What to do: Return each line of the data below exactly, omitting any pictures.

·····

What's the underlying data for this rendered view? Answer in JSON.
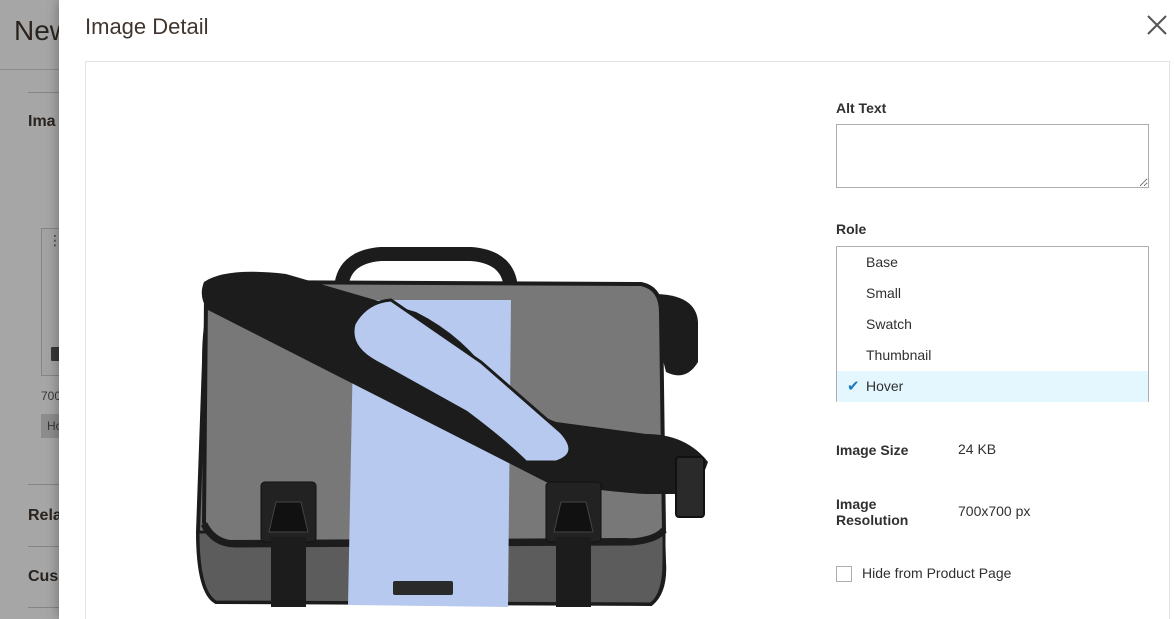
{
  "background": {
    "page_title": "New",
    "sections": [
      "Ima",
      "Rela",
      "Cus"
    ],
    "thumb_text": "700",
    "thumb_tag": "Ho"
  },
  "modal": {
    "title": "Image Detail",
    "alt_text": {
      "label": "Alt Text",
      "value": ""
    },
    "role": {
      "label": "Role",
      "options": [
        {
          "label": "Base",
          "selected": false
        },
        {
          "label": "Small",
          "selected": false
        },
        {
          "label": "Swatch",
          "selected": false
        },
        {
          "label": "Thumbnail",
          "selected": false
        },
        {
          "label": "Hover",
          "selected": true
        }
      ]
    },
    "image_size": {
      "label": "Image Size",
      "value": "24 KB"
    },
    "image_resolution": {
      "label_line1": "Image",
      "label_line2": "Resolution",
      "value": "700x700 px"
    },
    "hide_from_product_page": {
      "label": "Hide from Product Page",
      "checked": false
    }
  },
  "colors": {
    "accent": "#1979c3",
    "selected_bg": "#e5f7fe",
    "bag_gray": "#6b6b6b",
    "bag_blue": "#b7c9ee",
    "bag_black": "#1c1c1c"
  }
}
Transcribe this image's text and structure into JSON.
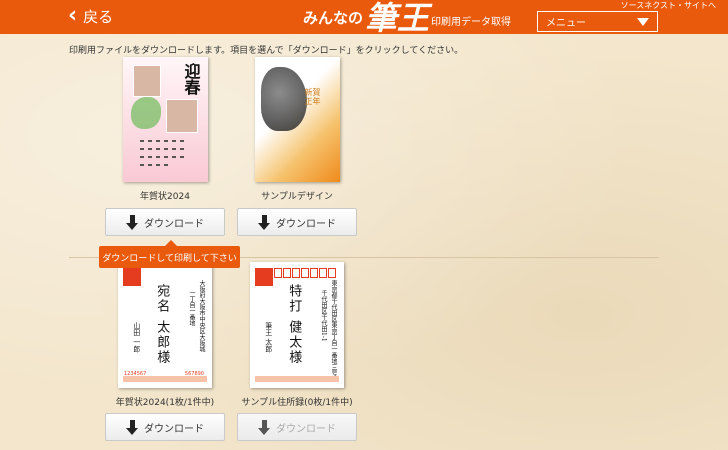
{
  "header": {
    "back_label": "戻る",
    "brand_pre": "みんなの",
    "brand_main": "筆王",
    "brand_sub": "印刷用データ取得",
    "external_link": "ソースネクスト・サイトへ",
    "menu_label": "メニュー",
    "accent_color": "#ea5a0d"
  },
  "instruction": "印刷用ファイルをダウンロードします。項目を選んで「ダウンロード」をクリックしてください。",
  "cards": [
    {
      "label": "年賀状2024",
      "button": "ダウンロード",
      "thumb_text": "迎春"
    },
    {
      "label": "サンプルデザイン",
      "button": "ダウンロード",
      "thumb_text": "新賀\n正年"
    },
    {
      "label": "年賀状2024(1枚/1件中)",
      "button": "ダウンロード",
      "addr_lines": [
        "大阪府大阪市中央区大阪城",
        "一丁目一番地"
      ],
      "name": "宛名 太郎様",
      "sender": "山田 一郎"
    },
    {
      "label": "サンプル住所録(0枚/1件中)",
      "button": "ダウンロード",
      "button_disabled": true,
      "addr_lines": [
        "東京都千代田区東京丁目一番地三号",
        "千代田区千代田1-1"
      ],
      "name": "特打 健太様",
      "sender": "筆王 太郎"
    }
  ],
  "tooltip": "ダウンロードして印刷して下さい",
  "postal_code": "1234567",
  "footer_zip": "567890"
}
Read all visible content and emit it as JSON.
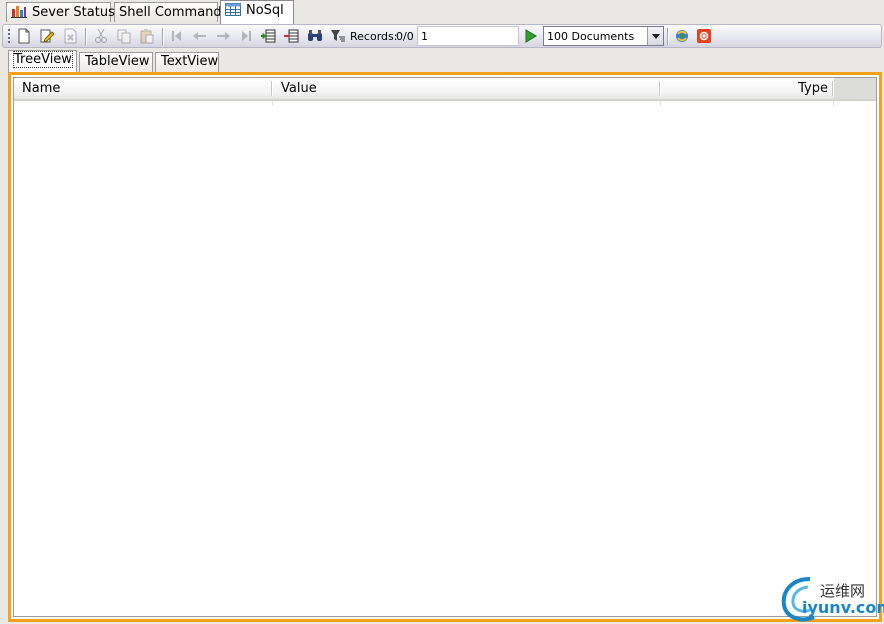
{
  "doc_tabs": [
    {
      "label": "Sever Status",
      "icon": "chart-icon"
    },
    {
      "label": "Shell Command",
      "icon": ""
    },
    {
      "label": "NoSql",
      "icon": "table-icon"
    }
  ],
  "toolbar": {
    "records_label": "Records:",
    "records_value": "0/0",
    "page_input_value": "1",
    "documents_select_value": "100  Documents"
  },
  "view_tabs": [
    {
      "label": "TreeView"
    },
    {
      "label": "TableView"
    },
    {
      "label": "TextView"
    }
  ],
  "grid": {
    "columns": [
      "Name",
      "Value",
      "Type"
    ]
  },
  "watermark": {
    "line1": "运维网",
    "line2": "iyunv.com"
  },
  "colors": {
    "frame_border": "#f5a21a",
    "toolbar_bg": "#e6e6ef"
  }
}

·····

Right answer:
What's the underlying data for this rendered view? Answer in JSON.
{
  "background": {
    "page_title": "New",
    "sections": [
      "Ima",
      "Rela",
      "Cus"
    ],
    "thumb_text": "700",
    "thumb_tag": "Ho"
  },
  "modal": {
    "title": "Image Detail",
    "alt_text": {
      "label": "Alt Text",
      "value": ""
    },
    "role": {
      "label": "Role",
      "options": [
        {
          "label": "Base",
          "selected": false
        },
        {
          "label": "Small",
          "selected": false
        },
        {
          "label": "Swatch",
          "selected": false
        },
        {
          "label": "Thumbnail",
          "selected": false
        },
        {
          "label": "Hover",
          "selected": true
        }
      ]
    },
    "image_size": {
      "label": "Image Size",
      "value": "24 KB"
    },
    "image_resolution": {
      "label_line1": "Image",
      "label_line2": "Resolution",
      "value": "700x700 px"
    },
    "hide_from_product_page": {
      "label": "Hide from Product Page",
      "checked": false
    }
  },
  "colors": {
    "accent": "#1979c3",
    "selected_bg": "#e5f7fe",
    "bag_gray": "#6b6b6b",
    "bag_blue": "#b7c9ee",
    "bag_black": "#1c1c1c"
  }
}
Transcribe this image's text and structure into JSON.
{
  "header": {
    "back_label": "戻る",
    "brand_pre": "みんなの",
    "brand_main": "筆王",
    "brand_sub": "印刷用データ取得",
    "external_link": "ソースネクスト・サイトへ",
    "menu_label": "メニュー",
    "accent_color": "#ea5a0d"
  },
  "instruction": "印刷用ファイルをダウンロードします。項目を選んで「ダウンロード」をクリックしてください。",
  "cards": [
    {
      "label": "年賀状2024",
      "button": "ダウンロード",
      "thumb_text": "迎春"
    },
    {
      "label": "サンプルデザイン",
      "button": "ダウンロード",
      "thumb_text": "新賀\n正年"
    },
    {
      "label": "年賀状2024(1枚/1件中)",
      "button": "ダウンロード",
      "addr_lines": [
        "大阪府大阪市中央区大阪城",
        "一丁目一番地"
      ],
      "name": "宛名 太郎様",
      "sender": "山田 一郎"
    },
    {
      "label": "サンプル住所録(0枚/1件中)",
      "button": "ダウンロード",
      "button_disabled": true,
      "addr_lines": [
        "東京都千代田区東京丁目一番地三号",
        "千代田区千代田1-1"
      ],
      "name": "特打 健太様",
      "sender": "筆王 太郎"
    }
  ],
  "tooltip": "ダウンロードして印刷して下さい",
  "postal_code": "1234567",
  "footer_zip": "567890"
}
Read all visible content and emit it as JSON.
{
  "doc_tabs": [
    {
      "label": "Sever Status",
      "icon": "chart-icon"
    },
    {
      "label": "Shell Command",
      "icon": ""
    },
    {
      "label": "NoSql",
      "icon": "table-icon"
    }
  ],
  "toolbar": {
    "records_label": "Records:",
    "records_value": "0/0",
    "page_input_value": "1",
    "documents_select_value": "100  Documents"
  },
  "view_tabs": [
    {
      "label": "TreeView"
    },
    {
      "label": "TableView"
    },
    {
      "label": "TextView"
    }
  ],
  "grid": {
    "columns": [
      "Name",
      "Value",
      "Type"
    ]
  },
  "watermark": {
    "line1": "运维网",
    "line2": "iyunv.com"
  },
  "colors": {
    "frame_border": "#f5a21a",
    "toolbar_bg": "#e6e6ef"
  }
}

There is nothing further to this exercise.